* [THE DATA]
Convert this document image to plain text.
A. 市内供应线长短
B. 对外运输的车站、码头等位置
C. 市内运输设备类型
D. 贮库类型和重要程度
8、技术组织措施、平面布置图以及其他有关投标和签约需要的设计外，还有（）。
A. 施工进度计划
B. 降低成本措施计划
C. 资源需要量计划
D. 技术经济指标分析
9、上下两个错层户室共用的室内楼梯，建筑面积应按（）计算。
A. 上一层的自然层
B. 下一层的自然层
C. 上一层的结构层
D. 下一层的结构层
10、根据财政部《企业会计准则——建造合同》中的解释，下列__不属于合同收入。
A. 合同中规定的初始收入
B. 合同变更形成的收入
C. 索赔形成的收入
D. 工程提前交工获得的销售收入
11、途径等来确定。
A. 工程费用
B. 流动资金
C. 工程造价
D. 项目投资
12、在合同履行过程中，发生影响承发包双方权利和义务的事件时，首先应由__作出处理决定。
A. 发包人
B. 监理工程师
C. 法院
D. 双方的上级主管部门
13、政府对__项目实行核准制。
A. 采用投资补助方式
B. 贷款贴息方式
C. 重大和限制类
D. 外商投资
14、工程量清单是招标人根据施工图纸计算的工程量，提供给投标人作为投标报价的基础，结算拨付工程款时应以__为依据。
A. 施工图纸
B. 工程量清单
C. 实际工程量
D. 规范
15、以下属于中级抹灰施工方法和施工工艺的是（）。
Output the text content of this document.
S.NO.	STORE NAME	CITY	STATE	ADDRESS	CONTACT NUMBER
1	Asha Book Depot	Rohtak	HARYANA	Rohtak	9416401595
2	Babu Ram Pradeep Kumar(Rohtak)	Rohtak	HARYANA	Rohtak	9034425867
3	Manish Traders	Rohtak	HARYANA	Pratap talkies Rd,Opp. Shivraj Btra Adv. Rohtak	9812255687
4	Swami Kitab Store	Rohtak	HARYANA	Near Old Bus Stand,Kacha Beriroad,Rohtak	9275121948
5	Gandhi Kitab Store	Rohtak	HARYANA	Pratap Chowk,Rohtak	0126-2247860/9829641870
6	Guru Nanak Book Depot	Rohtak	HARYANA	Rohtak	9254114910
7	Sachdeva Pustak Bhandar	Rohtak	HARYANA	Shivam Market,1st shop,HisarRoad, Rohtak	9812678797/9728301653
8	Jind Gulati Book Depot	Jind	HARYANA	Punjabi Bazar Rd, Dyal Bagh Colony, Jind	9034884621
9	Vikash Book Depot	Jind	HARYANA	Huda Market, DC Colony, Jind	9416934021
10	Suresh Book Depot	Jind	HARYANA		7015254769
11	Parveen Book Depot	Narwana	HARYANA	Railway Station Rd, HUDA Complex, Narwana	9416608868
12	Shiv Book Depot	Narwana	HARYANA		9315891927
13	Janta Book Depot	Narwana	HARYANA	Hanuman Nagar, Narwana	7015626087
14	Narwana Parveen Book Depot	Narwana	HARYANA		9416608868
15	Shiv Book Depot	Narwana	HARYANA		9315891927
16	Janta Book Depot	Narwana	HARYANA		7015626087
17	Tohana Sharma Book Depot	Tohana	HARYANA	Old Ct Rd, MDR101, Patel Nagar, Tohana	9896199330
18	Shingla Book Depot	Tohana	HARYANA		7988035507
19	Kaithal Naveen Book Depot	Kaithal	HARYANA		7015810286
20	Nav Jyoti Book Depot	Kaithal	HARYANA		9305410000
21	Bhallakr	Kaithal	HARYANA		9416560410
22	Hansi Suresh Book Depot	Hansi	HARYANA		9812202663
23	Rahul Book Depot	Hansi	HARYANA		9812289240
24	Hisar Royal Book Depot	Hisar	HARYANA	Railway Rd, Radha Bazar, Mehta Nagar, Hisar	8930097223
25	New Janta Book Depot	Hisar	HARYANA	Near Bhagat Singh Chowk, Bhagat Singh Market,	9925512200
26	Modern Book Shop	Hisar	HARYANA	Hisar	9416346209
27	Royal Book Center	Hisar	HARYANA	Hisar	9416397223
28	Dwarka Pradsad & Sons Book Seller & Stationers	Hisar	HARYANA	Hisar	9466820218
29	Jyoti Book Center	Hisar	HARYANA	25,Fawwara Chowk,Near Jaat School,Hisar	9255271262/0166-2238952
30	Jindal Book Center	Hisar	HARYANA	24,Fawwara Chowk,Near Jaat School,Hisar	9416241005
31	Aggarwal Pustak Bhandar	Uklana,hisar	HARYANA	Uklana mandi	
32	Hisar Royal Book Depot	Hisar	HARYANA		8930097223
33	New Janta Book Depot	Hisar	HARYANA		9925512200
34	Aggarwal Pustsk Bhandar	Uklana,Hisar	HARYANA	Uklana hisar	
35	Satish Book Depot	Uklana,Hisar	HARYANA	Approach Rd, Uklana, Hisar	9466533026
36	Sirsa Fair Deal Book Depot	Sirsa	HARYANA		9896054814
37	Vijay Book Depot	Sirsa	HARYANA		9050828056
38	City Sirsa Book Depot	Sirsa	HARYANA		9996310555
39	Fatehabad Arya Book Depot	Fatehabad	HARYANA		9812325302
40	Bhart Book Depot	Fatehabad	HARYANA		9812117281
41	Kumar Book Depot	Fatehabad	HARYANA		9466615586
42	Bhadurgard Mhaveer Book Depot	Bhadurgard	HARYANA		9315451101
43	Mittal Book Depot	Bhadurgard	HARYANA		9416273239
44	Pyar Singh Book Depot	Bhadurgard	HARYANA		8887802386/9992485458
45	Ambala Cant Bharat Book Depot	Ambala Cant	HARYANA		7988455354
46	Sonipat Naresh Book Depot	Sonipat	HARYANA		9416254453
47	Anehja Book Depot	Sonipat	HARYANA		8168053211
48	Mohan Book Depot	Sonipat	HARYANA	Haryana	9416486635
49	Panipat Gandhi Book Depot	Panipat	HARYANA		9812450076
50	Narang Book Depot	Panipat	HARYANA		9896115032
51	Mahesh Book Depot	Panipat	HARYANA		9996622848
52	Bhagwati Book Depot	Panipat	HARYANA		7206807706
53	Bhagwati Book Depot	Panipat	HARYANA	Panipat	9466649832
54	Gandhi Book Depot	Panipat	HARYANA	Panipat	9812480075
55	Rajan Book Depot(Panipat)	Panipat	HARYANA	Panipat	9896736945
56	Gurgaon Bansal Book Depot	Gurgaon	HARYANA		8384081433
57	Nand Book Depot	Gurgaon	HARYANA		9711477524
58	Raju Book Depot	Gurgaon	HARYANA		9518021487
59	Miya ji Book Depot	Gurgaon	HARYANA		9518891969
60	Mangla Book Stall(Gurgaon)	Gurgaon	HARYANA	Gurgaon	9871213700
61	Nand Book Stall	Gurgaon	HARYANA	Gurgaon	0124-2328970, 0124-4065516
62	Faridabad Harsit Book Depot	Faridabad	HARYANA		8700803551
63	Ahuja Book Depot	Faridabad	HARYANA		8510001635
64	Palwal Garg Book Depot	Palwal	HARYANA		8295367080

* [WHAT THE TASK REQUIRES] All the data must be duplicated exactly, with nothing added or removed.

* [SOLUTION FOR THIS TASK]
Convert this document image to plain text.
A. 市内供应线长短
B. 对外运输的车站、码头等位置
C. 市内运输设备类型
D. 贮库类型和重要程度
8、技术组织措施、平面布置图以及其他有关投标和签约需要的设计外，还有（）。
A. 施工进度计划
B. 降低成本措施计划
C. 资源需要量计划
D. 技术经济指标分析
9、上下两个错层户室共用的室内楼梯，建筑面积应按（）计算。
A. 上一层的自然层
B. 下一层的自然层
C. 上一层的结构层
D. 下一层的结构层
10、根据财政部《企业会计准则——建造合同》中的解释，下列__不属于合同收入。
A. 合同中规定的初始收入
B. 合同变更形成的收入
C. 索赔形成的收入
D. 工程提前交工获得的销售收入
11、途径等来确定。
A. 工程费用
B. 流动资金
C. 工程造价
D. 项目投资
12、在合同履行过程中，发生影响承发包双方权利和义务的事件时，首先应由__作出处理决定。
A. 发包人
B. 监理工程师
C. 法院
D. 双方的上级主管部门
13、政府对__项目实行核准制。
A. 采用投资补助方式
B. 贷款贴息方式
C. 重大和限制类
D. 外商投资
14、工程量清单是招标人根据施工图纸计算的工程量，提供给投标人作为投标报价的基础，结算拨付工程款时应以__为依据。
A. 施工图纸
B. 工程量清单
C. 实际工程量
D. 规范
15、以下属于中级抹灰施工方法和施工工艺的是（）。
Output the text content of this document.
S.NO.	STORE NAME	CITY	STATE	ADDRESS	CONTACT NUMBER
1	Asha Book Depot	Rohtak	HARYANA	Rohtak	9416401595
2	Babu Ram Pradeep Kumar(Rohtak)	Rohtak	HARYANA	Rohtak	9034425867
3	Manish Traders	Rohtak	HARYANA	Pratap talkies Rd,Opp. Shivraj Btra Adv. Rohtak	9812255687
4	Swami Kitab Store	Rohtak	HARYANA	Near Old Bus Stand,Kacha Beriroad,Rohtak	9275121948
5	Gandhi Kitab Store	Rohtak	HARYANA	Pratap Chowk,Rohtak	0126-2247860/9829641870
6	Guru Nanak Book Depot	Rohtak	HARYANA	Rohtak	9254114910
7	Sachdeva Pustak Bhandar	Rohtak	HARYANA	Shivam Market,1st shop,HisarRoad, Rohtak	9812678797/9728301653
8	Jind Gulati Book Depot	Jind	HARYANA	Punjabi Bazar Rd, Dyal Bagh Colony, Jind	9034884621
9	Vikash Book Depot	Jind	HARYANA	Huda Market, DC Colony, Jind	9416934021
10	Suresh Book Depot	Jind	HARYANA		7015254769
11	Parveen Book Depot	Narwana	HARYANA	Railway Station Rd, HUDA Complex, Narwana	9416608868
12	Shiv Book Depot	Narwana	HARYANA		9315891927
13	Janta Book Depot	Narwana	HARYANA	Hanuman Nagar, Narwana	7015626087
14	Narwana Parveen Book Depot	Narwana	HARYANA		9416608868
15	Shiv Book Depot	Narwana	HARYANA		9315891927
16	Janta Book Depot	Narwana	HARYANA		7015626087
17	Tohana Sharma Book Depot	Tohana	HARYANA	Old Ct Rd, MDR101, Patel Nagar, Tohana	9896199330
18	Shingla Book Depot	Tohana	HARYANA		7988035507
19	Kaithal Naveen Book Depot	Kaithal	HARYANA		7015810286
20	Nav Jyoti Book Depot	Kaithal	HARYANA		9305410000
21	Bhallakr	Kaithal	HARYANA		9416560410
22	Hansi Suresh Book Depot	Hansi	HARYANA		9812202663
23	Rahul Book Depot	Hansi	HARYANA		9812289240
24	Hisar Royal Book Depot	Hisar	HARYANA	Railway Rd, Radha Bazar, Mehta Nagar, Hisar	8930097223
25	New Janta Book Depot	Hisar	HARYANA	Near Bhagat Singh Chowk, Bhagat Singh Market,	9925512200
26	Modern Book Shop	Hisar	HARYANA	Hisar	9416346209
27	Royal Book Center	Hisar	HARYANA	Hisar	9416397223
28	Dwarka Pradsad & Sons Book Seller & Stationers	Hisar	HARYANA	Hisar	9466820218
29	Jyoti Book Center	Hisar	HARYANA	25,Fawwara Chowk,Near Jaat School,Hisar	9255271262/0166-2238952
30	Jindal Book Center	Hisar	HARYANA	24,Fawwara Chowk,Near Jaat School,Hisar	9416241005
31	Aggarwal Pustak Bhandar	Uklana,hisar	HARYANA	Uklana mandi	
32	Hisar Royal Book Depot	Hisar	HARYANA		8930097223
33	New Janta Book Depot	Hisar	HARYANA		9925512200
34	Aggarwal Pustsk Bhandar	Uklana,Hisar	HARYANA	Uklana hisar	
35	Satish Book Depot	Uklana,Hisar	HARYANA	Approach Rd, Uklana, Hisar	9466533026
36	Sirsa Fair Deal Book Depot	Sirsa	HARYANA		9896054814
37	Vijay Book Depot	Sirsa	HARYANA		9050828056
38	City Sirsa Book Depot	Sirsa	HARYANA		9996310555
39	Fatehabad Arya Book Depot	Fatehabad	HARYANA		9812325302
40	Bhart Book Depot	Fatehabad	HARYANA		9812117281
41	Kumar Book Depot	Fatehabad	HARYANA		9466615586
42	Bhadurgard Mhaveer Book Depot	Bhadurgard	HARYANA		9315451101
43	Mittal Book Depot	Bhadurgard	HARYANA		9416273239
44	Pyar Singh Book Depot	Bhadurgard	HARYANA		8887802386/9992485458
45	Ambala Cant Bharat Book Depot	Ambala Cant	HARYANA		7988455354
46	Sonipat Naresh Book Depot	Sonipat	HARYANA		9416254453
47	Anehja Book Depot	Sonipat	HARYANA		8168053211
48	Mohan Book Depot	Sonipat	HARYANA	Haryana	9416486635
49	Panipat Gandhi Book Depot	Panipat	HARYANA		9812450076
50	Narang Book Depot	Panipat	HARYANA		9896115032
51	Mahesh Book Depot	Panipat	HARYANA		9996622848
52	Bhagwati Book Depot	Panipat	HARYANA		7206807706
53	Bhagwati Book Depot	Panipat	HARYANA	Panipat	9466649832
54	Gandhi Book Depot	Panipat	HARYANA	Panipat	9812480075
55	Rajan Book Depot(Panipat)	Panipat	HARYANA	Panipat	9896736945
56	Gurgaon Bansal Book Depot	Gurgaon	HARYANA		8384081433
57	Nand Book Depot	Gurgaon	HARYANA		9711477524
58	Raju Book Depot	Gurgaon	HARYANA		9518021487
59	Miya ji Book Depot	Gurgaon	HARYANA		9518891969
60	Mangla Book Stall(Gurgaon)	Gurgaon	HARYANA	Gurgaon	9871213700
61	Nand Book Stall	Gurgaon	HARYANA	Gurgaon	0124-2328970, 0124-4065516
62	Faridabad Harsit Book Depot	Faridabad	HARYANA		8700803551
63	Ahuja Book Depot	Faridabad	HARYANA		8510001635
64	Palwal Garg Book Depot	Palwal	HARYANA		8295367080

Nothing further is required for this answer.